Reproduce the listing below exactly. Pictures do not belong in the copy.

-- START EXERCISE DATA --

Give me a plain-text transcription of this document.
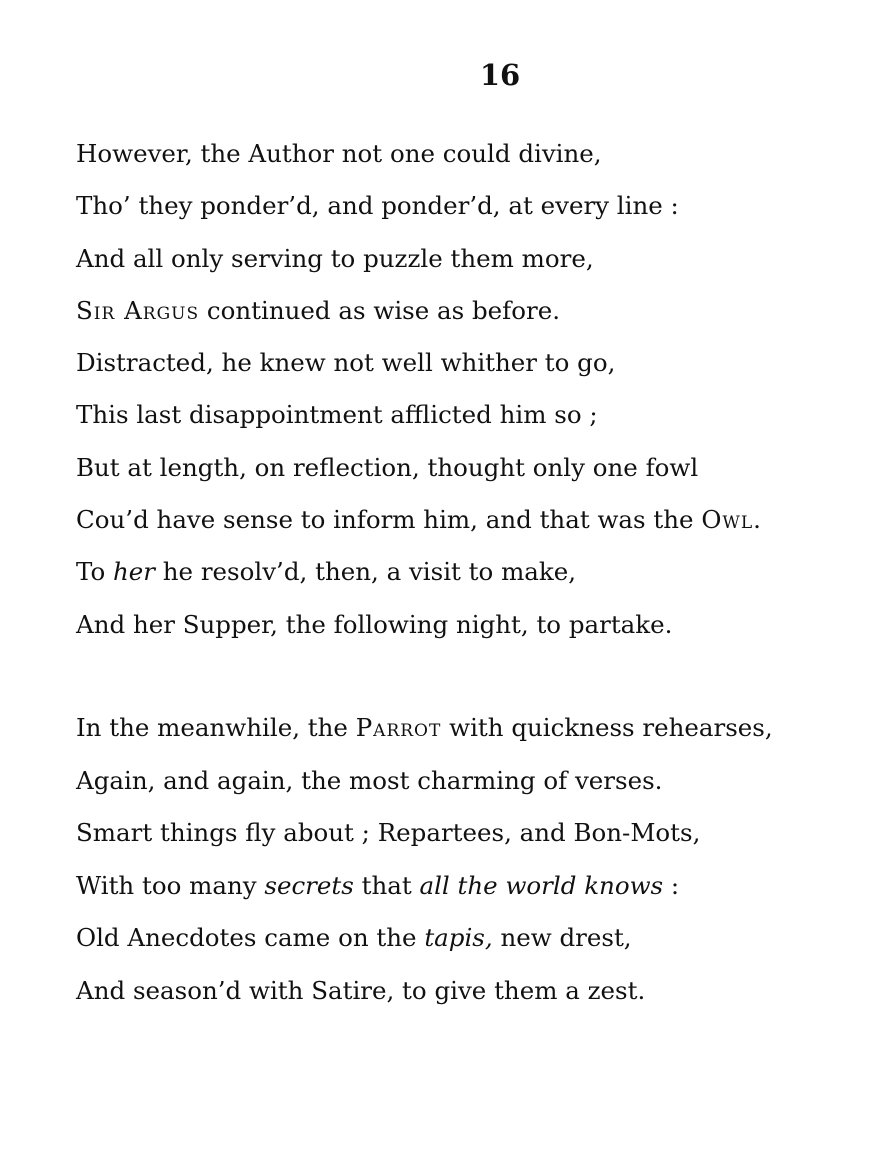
16
However, the Author not one could divine,
Tho’ they ponder’d, and ponder’d, at every line :
And all only serving to puzzle them more,
Sir Argus continued as wise as before.
Distracted, he knew not well whither to go,
This last disappointment afflicted him so ;
But at length, on reflection, thought only one fowl
Cou’d have sense to inform him, and that was the Owl.
To her he resolv’d, then, a visit to make,
And her Supper, the following night, to partake.
In the meanwhile, the Parrot with quickness rehearses,
Again, and again, the most charming of verses.
Smart things fly about ; Repartees, and Bon-Mots,
With too many secrets that all the world knows :
Old Anecdotes came on the tapis, new drest,
And season’d with Satire, to give them a zest.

-- END EXERCISE DATA --

• [ANSWER FOR THE TASK]:
Give me a plain-text transcription of this document.
16
However, the Author not one could divine,
Tho’ they ponder’d, and ponder’d, at every line :
And all only serving to puzzle them more,
Sir Argus continued as wise as before.
Distracted, he knew not well whither to go,
This last disappointment afflicted him so ;
But at length, on reflection, thought only one fowl
Cou’d have sense to inform him, and that was the Owl.
To her he resolv’d, then, a visit to make,
And her Supper, the following night, to partake.
In the meanwhile, the Parrot with quickness rehearses,
Again, and again, the most charming of verses.
Smart things fly about ; Repartees, and Bon-Mots,
With too many secrets that all the world knows :
Old Anecdotes came on the tapis, new drest,
And season’d with Satire, to give them a zest.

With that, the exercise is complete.